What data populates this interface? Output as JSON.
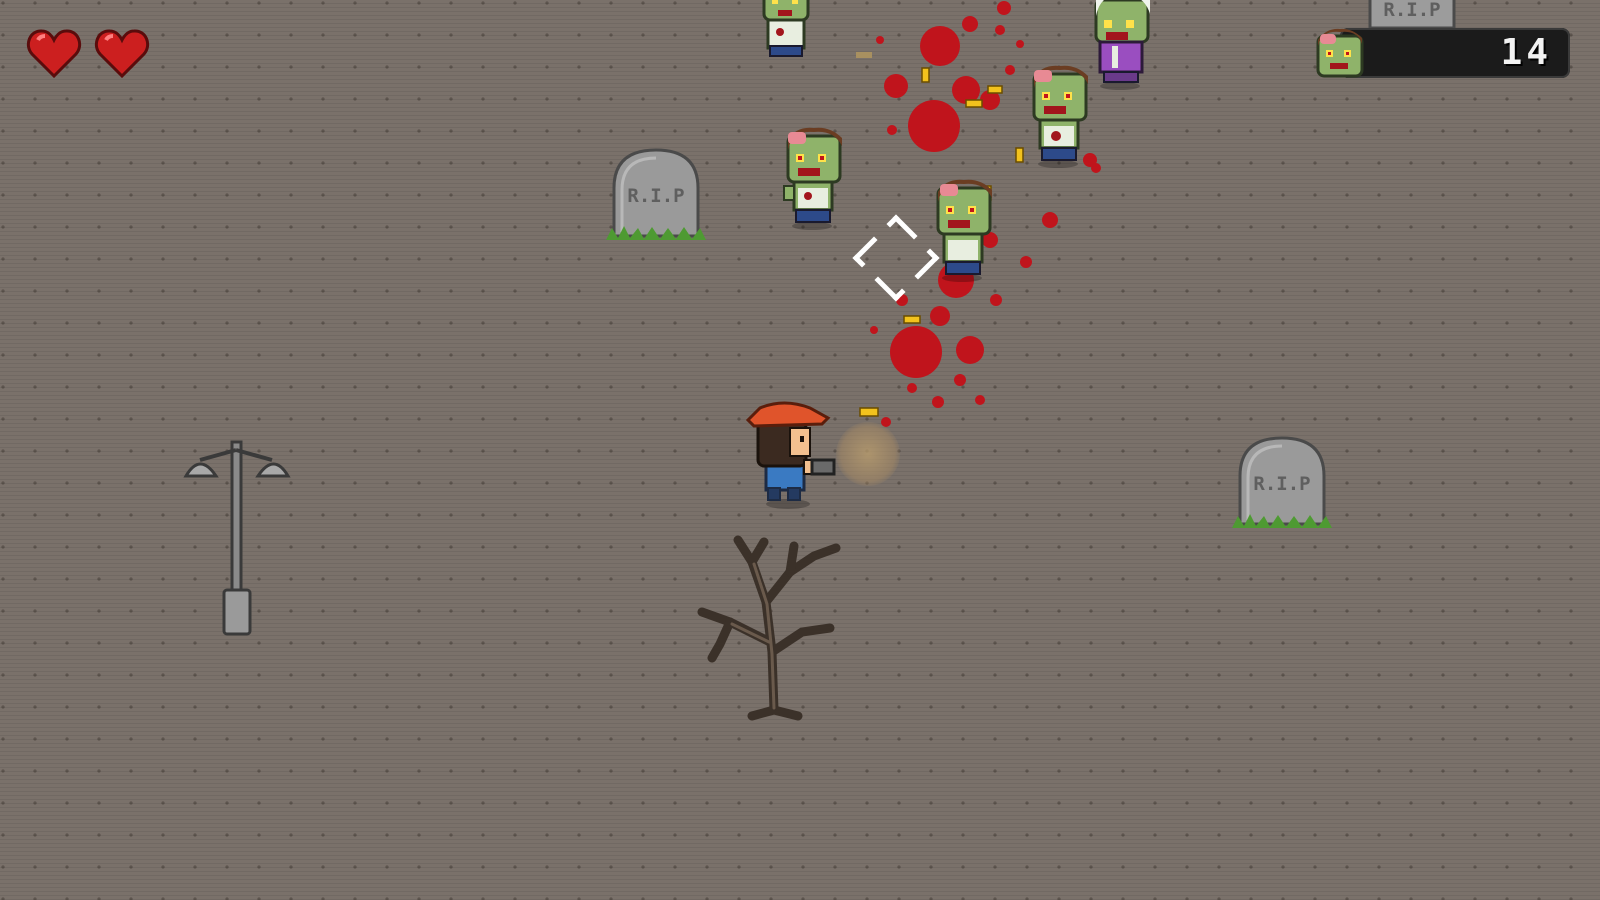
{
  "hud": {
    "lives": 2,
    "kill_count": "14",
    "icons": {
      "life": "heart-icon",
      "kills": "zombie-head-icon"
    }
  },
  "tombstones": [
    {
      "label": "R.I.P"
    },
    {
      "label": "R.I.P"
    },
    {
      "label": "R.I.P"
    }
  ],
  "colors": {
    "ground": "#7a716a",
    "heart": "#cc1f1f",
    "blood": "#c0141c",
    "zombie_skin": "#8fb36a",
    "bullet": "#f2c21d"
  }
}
==
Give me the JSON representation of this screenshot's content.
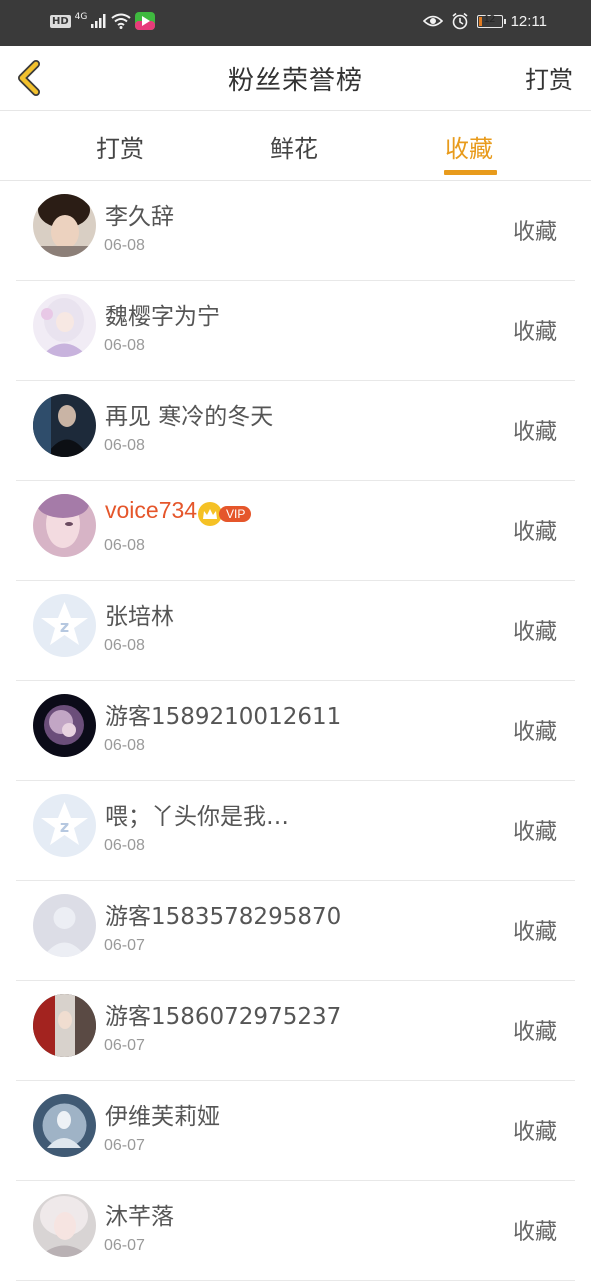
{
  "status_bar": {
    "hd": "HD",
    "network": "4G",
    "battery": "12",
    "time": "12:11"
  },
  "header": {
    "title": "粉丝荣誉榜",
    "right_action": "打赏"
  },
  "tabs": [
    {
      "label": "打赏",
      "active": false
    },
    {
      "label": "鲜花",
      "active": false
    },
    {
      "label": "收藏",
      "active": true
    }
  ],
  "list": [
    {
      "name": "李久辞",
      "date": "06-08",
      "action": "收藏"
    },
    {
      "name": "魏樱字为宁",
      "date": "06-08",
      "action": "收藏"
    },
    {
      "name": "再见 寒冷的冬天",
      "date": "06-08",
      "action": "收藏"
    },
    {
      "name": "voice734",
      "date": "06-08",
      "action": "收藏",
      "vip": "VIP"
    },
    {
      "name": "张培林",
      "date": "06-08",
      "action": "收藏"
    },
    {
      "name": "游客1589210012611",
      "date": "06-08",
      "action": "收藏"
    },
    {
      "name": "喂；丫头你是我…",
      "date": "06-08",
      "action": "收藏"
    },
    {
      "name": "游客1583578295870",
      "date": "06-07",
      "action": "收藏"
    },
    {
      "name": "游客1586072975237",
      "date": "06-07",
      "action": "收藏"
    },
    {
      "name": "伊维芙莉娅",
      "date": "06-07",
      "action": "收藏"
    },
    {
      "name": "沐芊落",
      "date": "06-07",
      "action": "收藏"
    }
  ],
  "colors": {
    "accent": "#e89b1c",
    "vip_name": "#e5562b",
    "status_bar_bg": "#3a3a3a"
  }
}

■ Task details:
Gather each line from the entries above that includes the word "this".

■ Written answer:
What data populates this interface? Output as JSON.
Give me the JSON representation of this screenshot's content.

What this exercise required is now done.